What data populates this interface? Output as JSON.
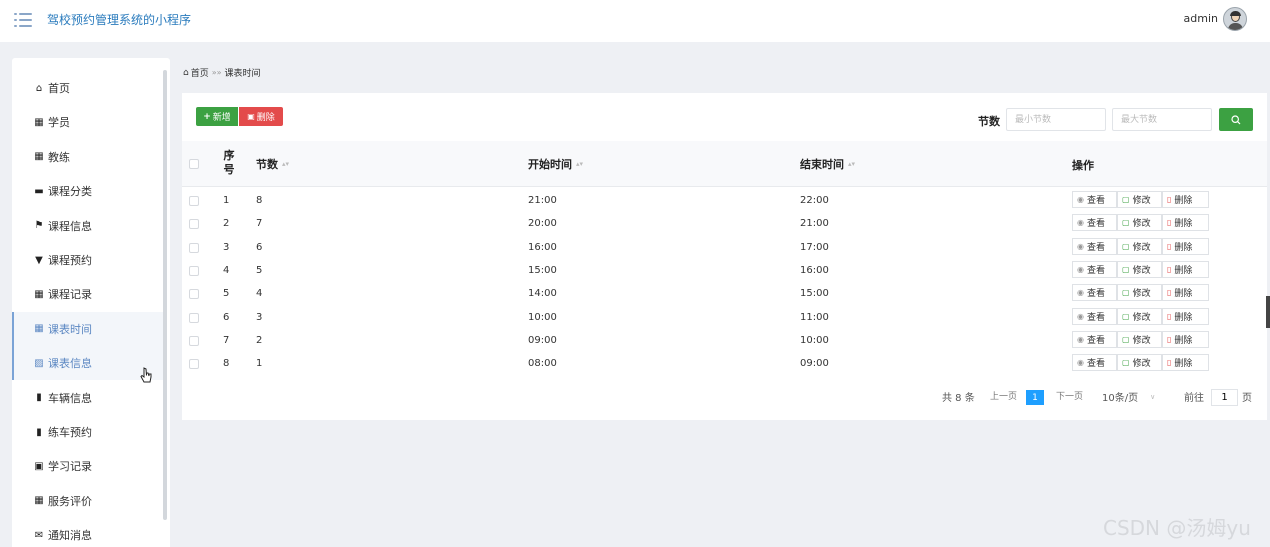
{
  "header": {
    "app_title": "驾校预约管理系统的小程序",
    "user_name": "admin"
  },
  "sidebar": {
    "items": [
      {
        "label": "首页",
        "icon": "home-icon",
        "glyph": "⌂"
      },
      {
        "label": "学员",
        "icon": "grid-icon",
        "glyph": "▦"
      },
      {
        "label": "教练",
        "icon": "grid-icon",
        "glyph": "▦"
      },
      {
        "label": "课程分类",
        "icon": "briefcase-icon",
        "glyph": "▬"
      },
      {
        "label": "课程信息",
        "icon": "flag-icon",
        "glyph": "⚑"
      },
      {
        "label": "课程预约",
        "icon": "bookmark-icon",
        "glyph": "▼"
      },
      {
        "label": "课程记录",
        "icon": "grid-icon",
        "glyph": "▦"
      },
      {
        "label": "课表时间",
        "icon": "grid-icon",
        "glyph": "▦",
        "active": true
      },
      {
        "label": "课表信息",
        "icon": "chart-icon",
        "glyph": "▨",
        "active": true
      },
      {
        "label": "车辆信息",
        "icon": "bar-chart-icon",
        "glyph": "▮"
      },
      {
        "label": "练车预约",
        "icon": "bar-chart-icon",
        "glyph": "▮"
      },
      {
        "label": "学习记录",
        "icon": "book-icon",
        "glyph": "▣"
      },
      {
        "label": "服务评价",
        "icon": "grid-icon",
        "glyph": "▦"
      },
      {
        "label": "通知消息",
        "icon": "message-icon",
        "glyph": "✉"
      }
    ]
  },
  "breadcrumb": {
    "home": "首页",
    "separator": "»»",
    "current": "课表时间"
  },
  "toolbar": {
    "add_label": "新增",
    "delete_label": "删除",
    "filter_label": "节数",
    "min_placeholder": "最小节数",
    "max_placeholder": "最大节数"
  },
  "table": {
    "headers": {
      "index": "序号",
      "section": "节数",
      "start": "开始时间",
      "end": "结束时间",
      "actions": "操作"
    },
    "action_labels": {
      "view": "查看",
      "edit": "修改",
      "delete": "删除"
    },
    "rows": [
      {
        "index": "1",
        "section": "8",
        "start": "21:00",
        "end": "22:00"
      },
      {
        "index": "2",
        "section": "7",
        "start": "20:00",
        "end": "21:00"
      },
      {
        "index": "3",
        "section": "6",
        "start": "16:00",
        "end": "17:00"
      },
      {
        "index": "4",
        "section": "5",
        "start": "15:00",
        "end": "16:00"
      },
      {
        "index": "5",
        "section": "4",
        "start": "14:00",
        "end": "15:00"
      },
      {
        "index": "6",
        "section": "3",
        "start": "10:00",
        "end": "11:00"
      },
      {
        "index": "7",
        "section": "2",
        "start": "09:00",
        "end": "10:00"
      },
      {
        "index": "8",
        "section": "1",
        "start": "08:00",
        "end": "09:00"
      }
    ]
  },
  "pagination": {
    "total": "共 8 条",
    "prev": "上一页",
    "current_page": "1",
    "next": "下一页",
    "page_size": "10条/页",
    "goto_label": "前往",
    "goto_value": "1",
    "page_suffix": "页"
  },
  "watermark": "CSDN @汤姆yu",
  "colors": {
    "accent_blue": "#2a7bbd",
    "add_green": "#3ca142",
    "delete_red": "#e34b4b",
    "page_active": "#1e9fff"
  }
}
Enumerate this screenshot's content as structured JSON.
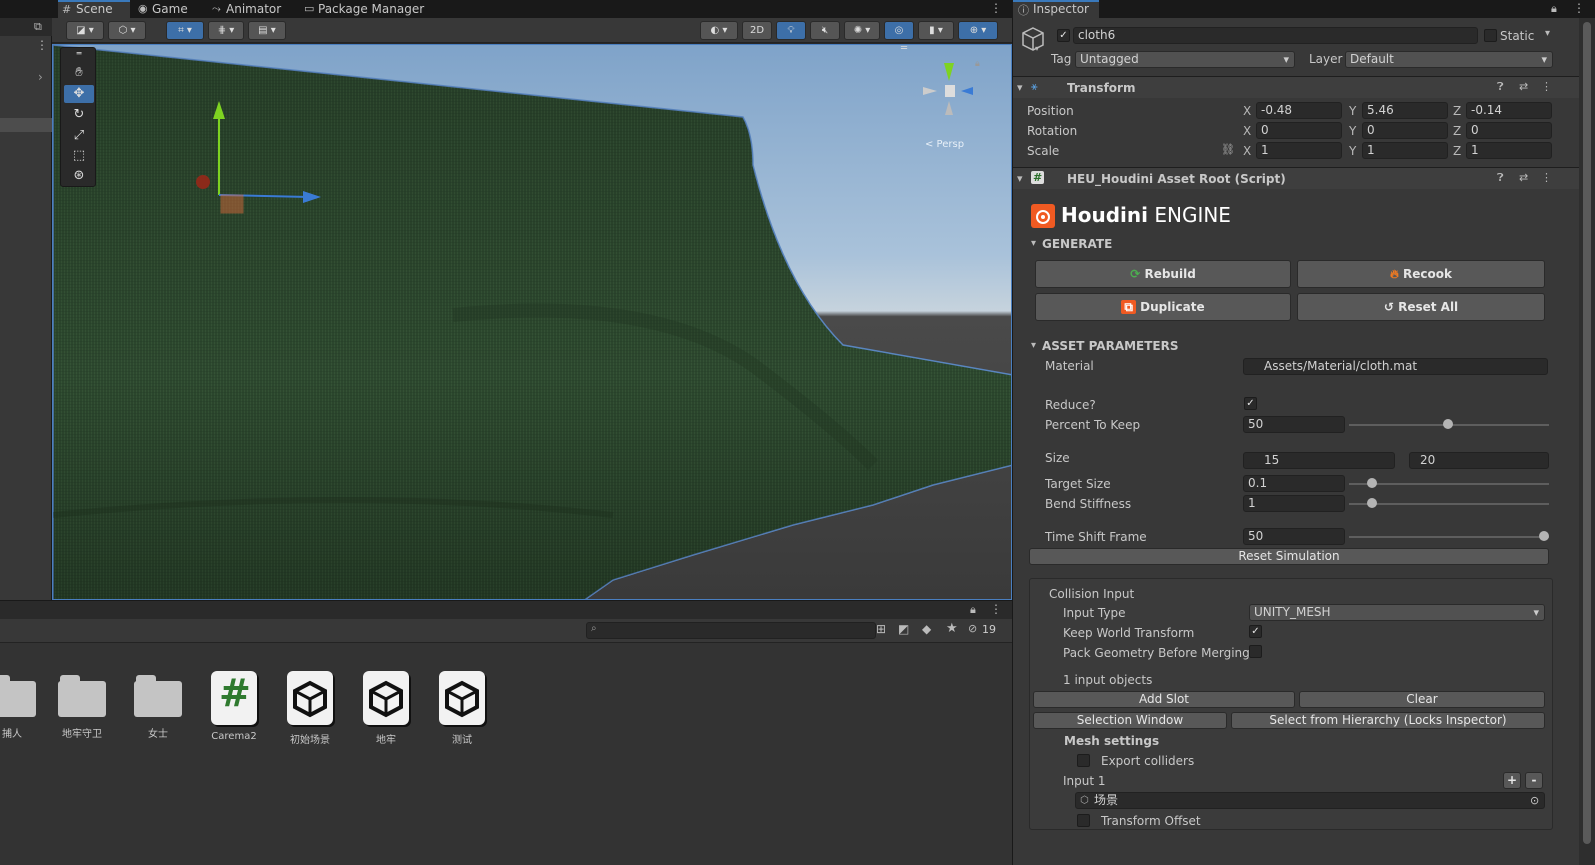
{
  "scene_tabs": {
    "scene": "Scene",
    "game": "Game",
    "animator": "Animator",
    "package_manager": "Package Manager"
  },
  "toolbar": {
    "mode_2d": "2D"
  },
  "gizmo": {
    "persp_label": "< Persp"
  },
  "project": {
    "hidden_count": "19",
    "assets": [
      {
        "label": "捕人",
        "kind": "folder"
      },
      {
        "label": "地牢守卫",
        "kind": "folder"
      },
      {
        "label": "女士",
        "kind": "folder"
      },
      {
        "label": "Carema2",
        "kind": "script",
        "glyph": "#"
      },
      {
        "label": "初始场景",
        "kind": "scene"
      },
      {
        "label": "地牢",
        "kind": "scene"
      },
      {
        "label": "测试",
        "kind": "scene"
      }
    ]
  },
  "inspector": {
    "tab": "Inspector",
    "object_name": "cloth6",
    "static_label": "Static",
    "tag_label": "Tag",
    "tag_value": "Untagged",
    "layer_label": "Layer",
    "layer_value": "Default",
    "transform": {
      "title": "Transform",
      "position_label": "Position",
      "rotation_label": "Rotation",
      "scale_label": "Scale",
      "axis_x": "X",
      "axis_y": "Y",
      "axis_z": "Z",
      "position": {
        "x": "-0.48",
        "y": "5.46",
        "z": "-0.14"
      },
      "rotation": {
        "x": "0",
        "y": "0",
        "z": "0"
      },
      "scale": {
        "x": "1",
        "y": "1",
        "z": "1"
      }
    },
    "heu": {
      "title": "HEU_Houdini Asset Root (Script)",
      "logo_bold": "Houdini",
      "logo_light": "ENGINE",
      "generate_label": "GENERATE",
      "rebuild": "Rebuild",
      "recook": "Recook",
      "duplicate": "Duplicate",
      "reset_all": "Reset All",
      "asset_params_label": "ASSET PARAMETERS",
      "material_label": "Material",
      "material_value": "Assets/Material/cloth.mat",
      "reduce_label": "Reduce?",
      "percent_label": "Percent To Keep",
      "percent_value": "50",
      "size_label": "Size",
      "size_w": "15",
      "size_h": "20",
      "target_size_label": "Target Size",
      "target_size_value": "0.1",
      "bend_label": "Bend Stiffness",
      "bend_value": "1",
      "time_shift_label": "Time Shift Frame",
      "time_shift_value": "50",
      "reset_sim": "Reset Simulation",
      "collision_label": "Collision Input",
      "input_type_label": "Input Type",
      "input_type_value": "UNITY_MESH",
      "keep_world_label": "Keep World Transform",
      "pack_geo_label": "Pack Geometry Before Merging",
      "input_objects": "1 input objects",
      "add_slot": "Add Slot",
      "clear": "Clear",
      "selection_window": "Selection Window",
      "select_hierarchy": "Select from Hierarchy (Locks Inspector)",
      "mesh_settings": "Mesh settings",
      "export_colliders": "Export colliders",
      "input1_label": "Input 1",
      "plus": "+",
      "minus": "-",
      "input1_value": "场景",
      "transform_offset": "Transform Offset"
    }
  },
  "colors": {
    "accent_blue": "#3d6fa8",
    "cloth_green": "#2f4a30",
    "houdini_orange": "#f05a22"
  }
}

■ ■ ■ ■

Your goal: Write out the listing above again, exactly, but with no pictures in the copy.

Task result:
What data populates this interface? Output as JSON.
{
  "header": {
    "app_title": "驾校预约管理系统的小程序",
    "user_name": "admin"
  },
  "sidebar": {
    "items": [
      {
        "label": "首页",
        "icon": "home-icon",
        "glyph": "⌂"
      },
      {
        "label": "学员",
        "icon": "grid-icon",
        "glyph": "▦"
      },
      {
        "label": "教练",
        "icon": "grid-icon",
        "glyph": "▦"
      },
      {
        "label": "课程分类",
        "icon": "briefcase-icon",
        "glyph": "▬"
      },
      {
        "label": "课程信息",
        "icon": "flag-icon",
        "glyph": "⚑"
      },
      {
        "label": "课程预约",
        "icon": "bookmark-icon",
        "glyph": "▼"
      },
      {
        "label": "课程记录",
        "icon": "grid-icon",
        "glyph": "▦"
      },
      {
        "label": "课表时间",
        "icon": "grid-icon",
        "glyph": "▦",
        "active": true
      },
      {
        "label": "课表信息",
        "icon": "chart-icon",
        "glyph": "▨",
        "active": true
      },
      {
        "label": "车辆信息",
        "icon": "bar-chart-icon",
        "glyph": "▮"
      },
      {
        "label": "练车预约",
        "icon": "bar-chart-icon",
        "glyph": "▮"
      },
      {
        "label": "学习记录",
        "icon": "book-icon",
        "glyph": "▣"
      },
      {
        "label": "服务评价",
        "icon": "grid-icon",
        "glyph": "▦"
      },
      {
        "label": "通知消息",
        "icon": "message-icon",
        "glyph": "✉"
      }
    ]
  },
  "breadcrumb": {
    "home": "首页",
    "separator": "»»",
    "current": "课表时间"
  },
  "toolbar": {
    "add_label": "新增",
    "delete_label": "删除",
    "filter_label": "节数",
    "min_placeholder": "最小节数",
    "max_placeholder": "最大节数"
  },
  "table": {
    "headers": {
      "index": "序号",
      "section": "节数",
      "start": "开始时间",
      "end": "结束时间",
      "actions": "操作"
    },
    "action_labels": {
      "view": "查看",
      "edit": "修改",
      "delete": "删除"
    },
    "rows": [
      {
        "index": "1",
        "section": "8",
        "start": "21:00",
        "end": "22:00"
      },
      {
        "index": "2",
        "section": "7",
        "start": "20:00",
        "end": "21:00"
      },
      {
        "index": "3",
        "section": "6",
        "start": "16:00",
        "end": "17:00"
      },
      {
        "index": "4",
        "section": "5",
        "start": "15:00",
        "end": "16:00"
      },
      {
        "index": "5",
        "section": "4",
        "start": "14:00",
        "end": "15:00"
      },
      {
        "index": "6",
        "section": "3",
        "start": "10:00",
        "end": "11:00"
      },
      {
        "index": "7",
        "section": "2",
        "start": "09:00",
        "end": "10:00"
      },
      {
        "index": "8",
        "section": "1",
        "start": "08:00",
        "end": "09:00"
      }
    ]
  },
  "pagination": {
    "total": "共 8 条",
    "prev": "上一页",
    "current_page": "1",
    "next": "下一页",
    "page_size": "10条/页",
    "goto_label": "前往",
    "goto_value": "1",
    "page_suffix": "页"
  },
  "watermark": "CSDN @汤姆yu",
  "colors": {
    "accent_blue": "#2a7bbd",
    "add_green": "#3ca142",
    "delete_red": "#e34b4b",
    "page_active": "#1e9fff"
  }
}
Enumerate this screenshot's content as structured JSON.
{
  "scene_tabs": {
    "scene": "Scene",
    "game": "Game",
    "animator": "Animator",
    "package_manager": "Package Manager"
  },
  "toolbar": {
    "mode_2d": "2D"
  },
  "gizmo": {
    "persp_label": "< Persp"
  },
  "project": {
    "hidden_count": "19",
    "assets": [
      {
        "label": "捕人",
        "kind": "folder"
      },
      {
        "label": "地牢守卫",
        "kind": "folder"
      },
      {
        "label": "女士",
        "kind": "folder"
      },
      {
        "label": "Carema2",
        "kind": "script",
        "glyph": "#"
      },
      {
        "label": "初始场景",
        "kind": "scene"
      },
      {
        "label": "地牢",
        "kind": "scene"
      },
      {
        "label": "测试",
        "kind": "scene"
      }
    ]
  },
  "inspector": {
    "tab": "Inspector",
    "object_name": "cloth6",
    "static_label": "Static",
    "tag_label": "Tag",
    "tag_value": "Untagged",
    "layer_label": "Layer",
    "layer_value": "Default",
    "transform": {
      "title": "Transform",
      "position_label": "Position",
      "rotation_label": "Rotation",
      "scale_label": "Scale",
      "axis_x": "X",
      "axis_y": "Y",
      "axis_z": "Z",
      "position": {
        "x": "-0.48",
        "y": "5.46",
        "z": "-0.14"
      },
      "rotation": {
        "x": "0",
        "y": "0",
        "z": "0"
      },
      "scale": {
        "x": "1",
        "y": "1",
        "z": "1"
      }
    },
    "heu": {
      "title": "HEU_Houdini Asset Root (Script)",
      "logo_bold": "Houdini",
      "logo_light": "ENGINE",
      "generate_label": "GENERATE",
      "rebuild": "Rebuild",
      "recook": "Recook",
      "duplicate": "Duplicate",
      "reset_all": "Reset All",
      "asset_params_label": "ASSET PARAMETERS",
      "material_label": "Material",
      "material_value": "Assets/Material/cloth.mat",
      "reduce_label": "Reduce?",
      "percent_label": "Percent To Keep",
      "percent_value": "50",
      "size_label": "Size",
      "size_w": "15",
      "size_h": "20",
      "target_size_label": "Target Size",
      "target_size_value": "0.1",
      "bend_label": "Bend Stiffness",
      "bend_value": "1",
      "time_shift_label": "Time Shift Frame",
      "time_shift_value": "50",
      "reset_sim": "Reset Simulation",
      "collision_label": "Collision Input",
      "input_type_label": "Input Type",
      "input_type_value": "UNITY_MESH",
      "keep_world_label": "Keep World Transform",
      "pack_geo_label": "Pack Geometry Before Merging",
      "input_objects": "1 input objects",
      "add_slot": "Add Slot",
      "clear": "Clear",
      "selection_window": "Selection Window",
      "select_hierarchy": "Select from Hierarchy (Locks Inspector)",
      "mesh_settings": "Mesh settings",
      "export_colliders": "Export colliders",
      "input1_label": "Input 1",
      "plus": "+",
      "minus": "-",
      "input1_value": "场景",
      "transform_offset": "Transform Offset"
    }
  },
  "colors": {
    "accent_blue": "#3d6fa8",
    "cloth_green": "#2f4a30",
    "houdini_orange": "#f05a22"
  }
}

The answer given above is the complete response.